Na notícia sobre a terra indígena em Caarapó, reescreva o trecho que se inicia com "Em voto-vista na" e vai até "deverá se manifestar.", trocando "sessão" por "reunião".

# [ARTIGO]

==============================

Julgamento sobre terra indígena em Caarapó (MS) deve ser concluído na próxima semana

Proprietário pede que suas terras não sejam declaradas como posse imemorial da etnia guarani-kaiowáFicou para a próxima semana a conclusão do julgamento do recurso apresentado pelo proprietário rural Avelino Antonio Donatti ao Supremo Tribunal Federal (STF) contra a declaração de sua fazenda como posse da etnia guarani-kaiowá. A propriedade fica em Caarapó, Mato Grosso do Sul.

Em voto-vista na sessão desta terça, dia 9, a ministra Cármen Lúcia manifestou-se a favor do recurso, seguindo a posição do ministro Gilmar Mendes, que na sessão de 24 de junho votou a favor do recurso do proprietário contra a declaração de suas terras como sendo de posse imemorial (permanente) da etnia guarani-kaiowá, integrando a Terra Indígena Guyraroká.

O processo já tem o voto contrário do ministro Ricardo Lewandowski, que entendeu que o mandado de segurança não é o instrumento judicial adequado para discutir esta questão. Com a votação em 2 a 1, impedido o ministro Teori Zavascki, o STF decidiu concluir o julgamento na próxima sessão, quando o ministro Celso de Mello deverá se manifestar.

==============================

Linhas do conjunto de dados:
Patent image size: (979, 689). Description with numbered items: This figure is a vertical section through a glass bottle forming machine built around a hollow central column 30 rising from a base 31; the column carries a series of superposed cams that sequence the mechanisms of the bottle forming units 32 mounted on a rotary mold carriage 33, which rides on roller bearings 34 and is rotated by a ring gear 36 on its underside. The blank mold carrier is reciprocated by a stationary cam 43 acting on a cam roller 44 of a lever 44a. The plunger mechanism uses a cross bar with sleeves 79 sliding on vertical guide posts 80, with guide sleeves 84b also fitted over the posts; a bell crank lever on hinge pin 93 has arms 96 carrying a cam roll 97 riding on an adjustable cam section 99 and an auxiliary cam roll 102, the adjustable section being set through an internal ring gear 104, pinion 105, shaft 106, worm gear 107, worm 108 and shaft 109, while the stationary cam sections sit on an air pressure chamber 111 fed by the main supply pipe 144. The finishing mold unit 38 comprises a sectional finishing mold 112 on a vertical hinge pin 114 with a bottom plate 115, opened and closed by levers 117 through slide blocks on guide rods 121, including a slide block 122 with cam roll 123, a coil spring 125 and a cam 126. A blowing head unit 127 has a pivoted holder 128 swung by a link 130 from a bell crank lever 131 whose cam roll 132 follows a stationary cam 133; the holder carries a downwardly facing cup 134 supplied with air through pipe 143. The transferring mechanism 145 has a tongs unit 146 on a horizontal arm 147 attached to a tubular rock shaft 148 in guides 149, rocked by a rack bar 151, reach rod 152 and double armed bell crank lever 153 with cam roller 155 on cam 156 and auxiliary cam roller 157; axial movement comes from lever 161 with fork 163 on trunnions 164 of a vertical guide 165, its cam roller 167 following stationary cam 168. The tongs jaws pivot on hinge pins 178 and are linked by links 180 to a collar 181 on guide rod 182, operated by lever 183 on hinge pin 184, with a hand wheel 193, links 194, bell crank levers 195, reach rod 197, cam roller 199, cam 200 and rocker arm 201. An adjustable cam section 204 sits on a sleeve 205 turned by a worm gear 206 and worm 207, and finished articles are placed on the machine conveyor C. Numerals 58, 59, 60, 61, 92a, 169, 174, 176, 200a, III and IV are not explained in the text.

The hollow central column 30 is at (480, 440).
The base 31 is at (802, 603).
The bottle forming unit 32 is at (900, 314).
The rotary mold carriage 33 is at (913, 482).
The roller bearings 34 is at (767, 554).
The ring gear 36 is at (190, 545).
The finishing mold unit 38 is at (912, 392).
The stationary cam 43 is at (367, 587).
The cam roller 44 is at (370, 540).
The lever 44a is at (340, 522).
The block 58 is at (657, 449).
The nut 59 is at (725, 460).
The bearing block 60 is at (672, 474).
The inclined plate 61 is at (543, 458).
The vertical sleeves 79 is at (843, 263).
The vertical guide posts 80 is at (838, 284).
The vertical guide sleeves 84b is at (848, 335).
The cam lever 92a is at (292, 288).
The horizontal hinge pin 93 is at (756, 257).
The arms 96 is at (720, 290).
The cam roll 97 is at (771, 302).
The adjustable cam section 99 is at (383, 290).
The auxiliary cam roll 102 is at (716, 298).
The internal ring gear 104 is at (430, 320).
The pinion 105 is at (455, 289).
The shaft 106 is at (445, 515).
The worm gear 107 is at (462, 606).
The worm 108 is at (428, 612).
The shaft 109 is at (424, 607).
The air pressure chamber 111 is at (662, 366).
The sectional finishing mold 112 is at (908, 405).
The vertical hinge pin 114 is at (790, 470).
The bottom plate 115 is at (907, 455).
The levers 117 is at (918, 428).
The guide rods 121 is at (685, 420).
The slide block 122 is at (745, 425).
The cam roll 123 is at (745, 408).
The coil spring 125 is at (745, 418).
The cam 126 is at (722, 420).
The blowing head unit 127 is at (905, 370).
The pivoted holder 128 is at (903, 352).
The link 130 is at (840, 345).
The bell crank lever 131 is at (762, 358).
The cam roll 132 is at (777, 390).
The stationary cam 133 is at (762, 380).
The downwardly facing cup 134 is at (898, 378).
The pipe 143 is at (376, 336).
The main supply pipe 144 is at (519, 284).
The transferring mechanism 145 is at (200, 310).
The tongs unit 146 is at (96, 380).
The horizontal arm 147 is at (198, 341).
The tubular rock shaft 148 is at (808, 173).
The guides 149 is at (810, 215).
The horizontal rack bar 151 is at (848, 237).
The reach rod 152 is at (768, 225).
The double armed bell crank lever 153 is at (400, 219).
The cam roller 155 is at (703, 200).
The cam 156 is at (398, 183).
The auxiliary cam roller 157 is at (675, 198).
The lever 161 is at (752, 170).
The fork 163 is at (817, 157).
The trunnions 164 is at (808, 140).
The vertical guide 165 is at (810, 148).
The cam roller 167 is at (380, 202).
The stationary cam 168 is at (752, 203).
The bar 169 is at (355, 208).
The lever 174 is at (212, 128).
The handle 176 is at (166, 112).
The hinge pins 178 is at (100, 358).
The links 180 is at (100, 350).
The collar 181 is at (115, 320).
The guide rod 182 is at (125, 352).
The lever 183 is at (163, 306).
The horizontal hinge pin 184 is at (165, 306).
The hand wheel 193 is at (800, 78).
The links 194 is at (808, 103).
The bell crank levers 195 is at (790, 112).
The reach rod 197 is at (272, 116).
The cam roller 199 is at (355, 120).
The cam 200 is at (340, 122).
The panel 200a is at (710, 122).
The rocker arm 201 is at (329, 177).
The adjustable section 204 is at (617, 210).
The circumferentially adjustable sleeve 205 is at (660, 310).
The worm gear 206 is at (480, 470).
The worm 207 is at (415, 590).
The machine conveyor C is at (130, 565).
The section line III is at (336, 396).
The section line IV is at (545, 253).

==============================

# [RESPOSTA ESCRITA]
Em voto-vista na reunião desta terça, dia 9, a ministra Cármen Lúcia manifestou-se a favor do recurso, seguindo a posição do ministro Gilmar Mendes, que na reunião de 24 de junho votou a favor do recurso do proprietário contra a declaração de suas terras como sendo de posse imemorial (permanente) da etnia guarani-kaiowá, integrando a Terra Indígena Guyraroká.

O processo já tem o voto contrário do ministro Ricardo Lewandowski, que entendeu que o mandado de segurança não é o instrumento judicial adequado para discutir esta questão. Com a votação em 2 a 1, impedido o ministro Teori Zavascki, o STF decidiu concluir o julgamento na próxima reunião, quando o ministro Celso de Mello deverá se manifestar.